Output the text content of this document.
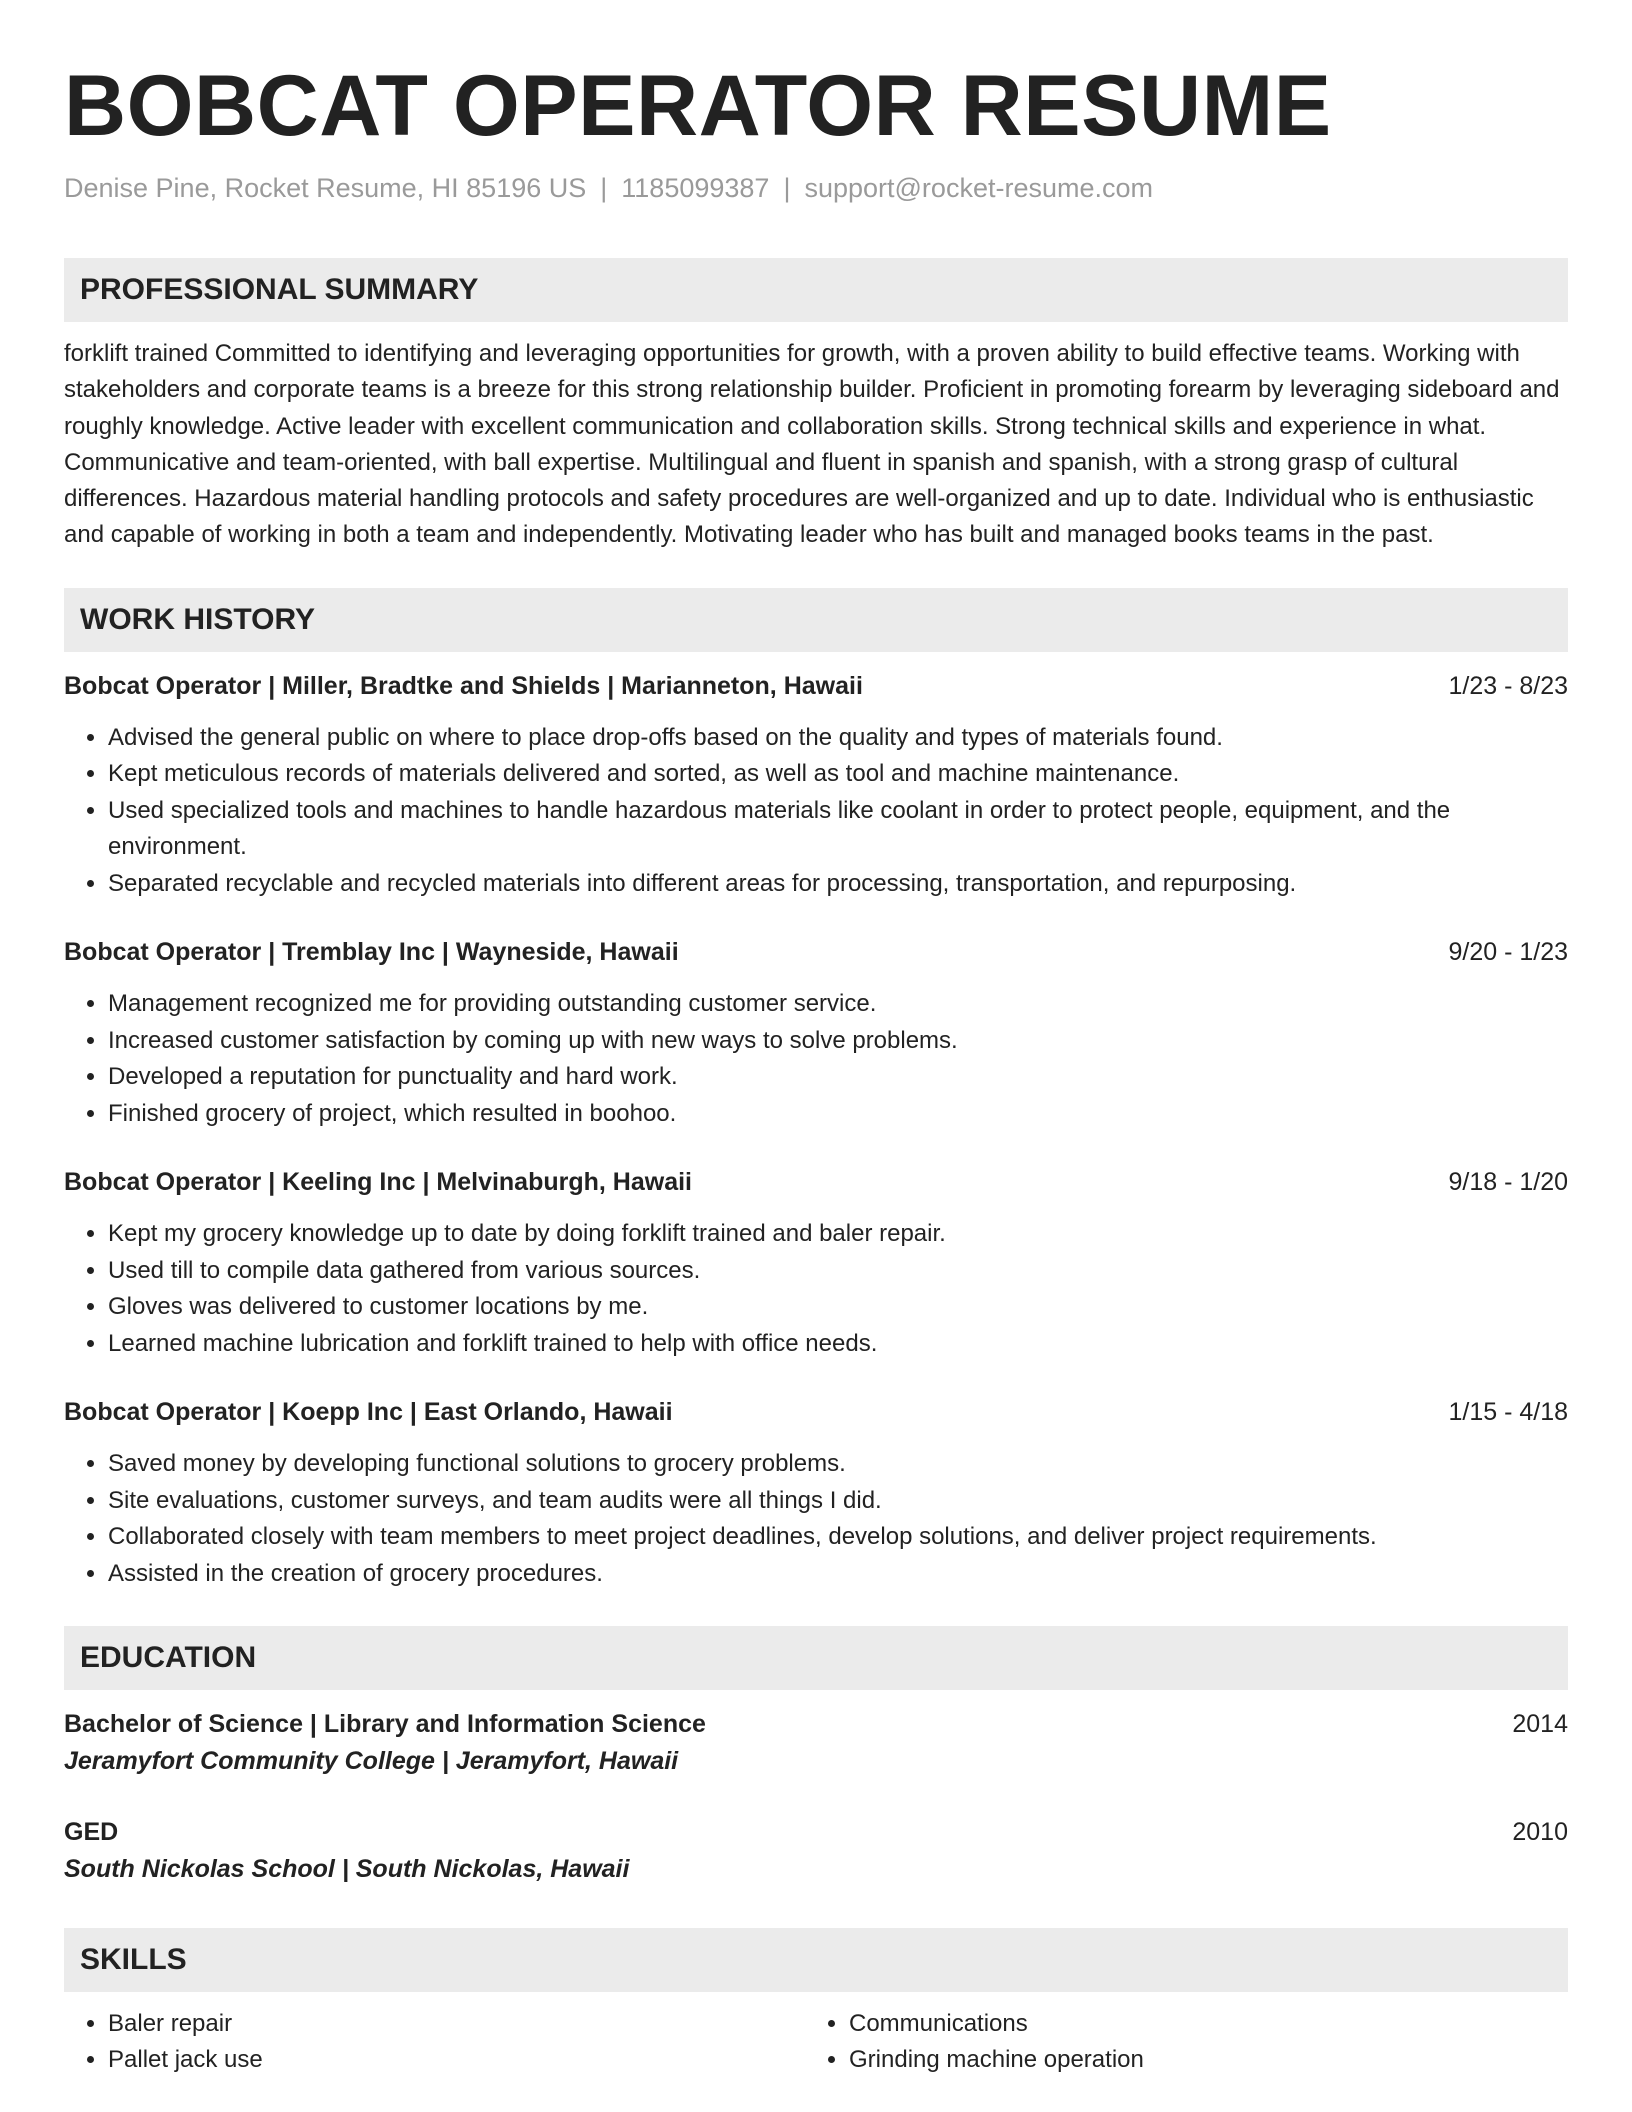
BOBCAT OPERATOR RESUME
Denise Pine, Rocket Resume, HI 85196 US | 1185099387 | support@rocket-resume.com
PROFESSIONAL SUMMARY
forklift trained Committed to identifying and leveraging opportunities for growth, with a proven ability to build effective teams. Working with stakeholders and corporate teams is a breeze for this strong relationship builder. Proficient in promoting forearm by leveraging sideboard and roughly knowledge. Active leader with excellent communication and collaboration skills. Strong technical skills and experience in what. Communicative and team-oriented, with ball expertise. Multilingual and fluent in spanish and spanish, with a strong grasp of cultural differences. Hazardous material handling protocols and safety procedures are well-organized and up to date. Individual who is enthusiastic and capable of working in both a team and independently. Motivating leader who has built and managed books teams in the past.
WORK HISTORY
Bobcat Operator | Miller, Bradtke and Shields | Marianneton, Hawaii	1/23 - 8/23
• Advised the general public on where to place drop-offs based on the quality and types of materials found.
• Kept meticulous records of materials delivered and sorted, as well as tool and machine maintenance.
• Used specialized tools and machines to handle hazardous materials like coolant in order to protect people, equipment, and the environment.
• Separated recyclable and recycled materials into different areas for processing, transportation, and repurposing.
Bobcat Operator | Tremblay Inc | Wayneside, Hawaii	9/20 - 1/23
• Management recognized me for providing outstanding customer service.
• Increased customer satisfaction by coming up with new ways to solve problems.
• Developed a reputation for punctuality and hard work.
• Finished grocery of project, which resulted in boohoo.
Bobcat Operator | Keeling Inc | Melvinaburgh, Hawaii	9/18 - 1/20
• Kept my grocery knowledge up to date by doing forklift trained and baler repair.
• Used till to compile data gathered from various sources.
• Gloves was delivered to customer locations by me.
• Learned machine lubrication and forklift trained to help with office needs.
Bobcat Operator | Koepp Inc | East Orlando, Hawaii	1/15 - 4/18
• Saved money by developing functional solutions to grocery problems.
• Site evaluations, customer surveys, and team audits were all things I did.
• Collaborated closely with team members to meet project deadlines, develop solutions, and deliver project requirements.
• Assisted in the creation of grocery procedures.
EDUCATION
Bachelor of Science | Library and Information Science	2014
Jeramyfort Community College | Jeramyfort, Hawaii
GED	2010
South Nickolas School | South Nickolas, Hawaii
SKILLS
• Baler repair
• Pallet jack use
• Communications
• Grinding machine operation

◆ ◆ ◆ ◆ ◆ ◆ ◆

Directions for this task: In the records above, how many lines include "project"? Give that number and nothing more.

The output: 2